• _DIRECTIONS FOR THIS TASK_: Restate each of the lines below word for word and drop every picture.

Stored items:
━━━

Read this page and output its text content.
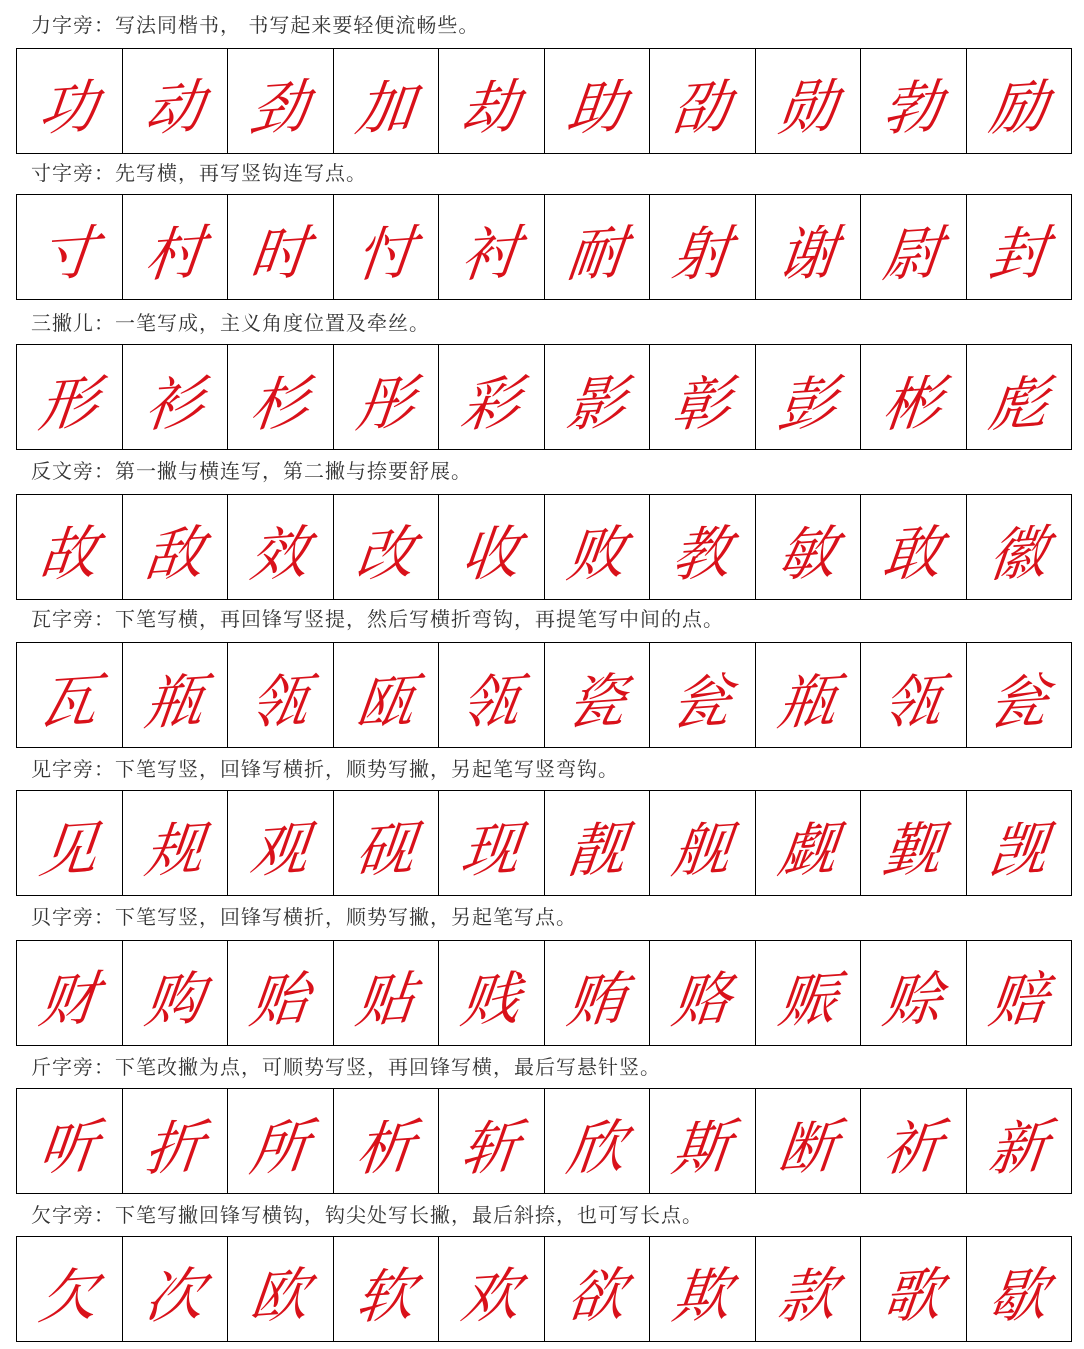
力字旁：写法同楷书， 书写起来要轻便流畅些。
功 动 劲 加 劫 助 劭 勋 勃 励
寸字旁：先写横，再写竖钩连写点。
寸 村 时 忖 衬 耐 射 谢 尉 封
三撇儿：一笔写成，主义角度位置及牵丝。
形 衫 杉 彤 彩 影 彰 彭 彬 彪
反文旁：第一撇与横连写，第二撇与捺要舒展。
故 敌 效 改 收 败 教 敏 敢 徽
瓦字旁：下笔写横，再回锋写竖提，然后写横折弯钩，再提笔写中间的点。
瓦 瓶 瓴 瓯 瓴 瓷 瓮 瓶 瓴 瓮
见字旁：下笔写竖，回锋写横折，顺势写撇，另起笔写竖弯钩。
见 规 观 砚 现 靓 舰 觑 觐 觊
贝字旁：下笔写竖，回锋写横折，顺势写撇，另起笔写点。
财 购 贻 贴 贱 贿 赂 赈 赊 赔
斤字旁：下笔改撇为点，可顺势写竖，再回锋写横，最后写悬针竖。
听 折 所 析 斩 欣 斯 断 祈 新
欠字旁：下笔写撇回锋写横钩，钩尖处写长撇，最后斜捺，也可写长点。
欠 次 欧 软 欢 欲 欺 款 歌 歇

━━━

• _SOLUTION BELOW_:
Read this page and output its text content.
力字旁：写法同楷书， 书写起来要轻便流畅些。
功 动 劲 加 劫 助 劭 勋 勃 励
寸字旁：先写横，再写竖钩连写点。
寸 村 时 忖 衬 耐 射 谢 尉 封
三撇儿：一笔写成，主义角度位置及牵丝。
形 衫 杉 彤 彩 影 彰 彭 彬 彪
反文旁：第一撇与横连写，第二撇与捺要舒展。
故 敌 效 改 收 败 教 敏 敢 徽
瓦字旁：下笔写横，再回锋写竖提，然后写横折弯钩，再提笔写中间的点。
瓦 瓶 瓴 瓯 瓴 瓷 瓮 瓶 瓴 瓮
见字旁：下笔写竖，回锋写横折，顺势写撇，另起笔写竖弯钩。
见 规 观 砚 现 靓 舰 觑 觐 觊
贝字旁：下笔写竖，回锋写横折，顺势写撇，另起笔写点。
财 购 贻 贴 贱 贿 赂 赈 赊 赔
斤字旁：下笔改撇为点，可顺势写竖，再回锋写横，最后写悬针竖。
听 折 所 析 斩 欣 斯 断 祈 新
欠字旁：下笔写撇回锋写横钩，钩尖处写长撇，最后斜捺，也可写长点。
欠 次 欧 软 欢 欲 欺 款 歌 歇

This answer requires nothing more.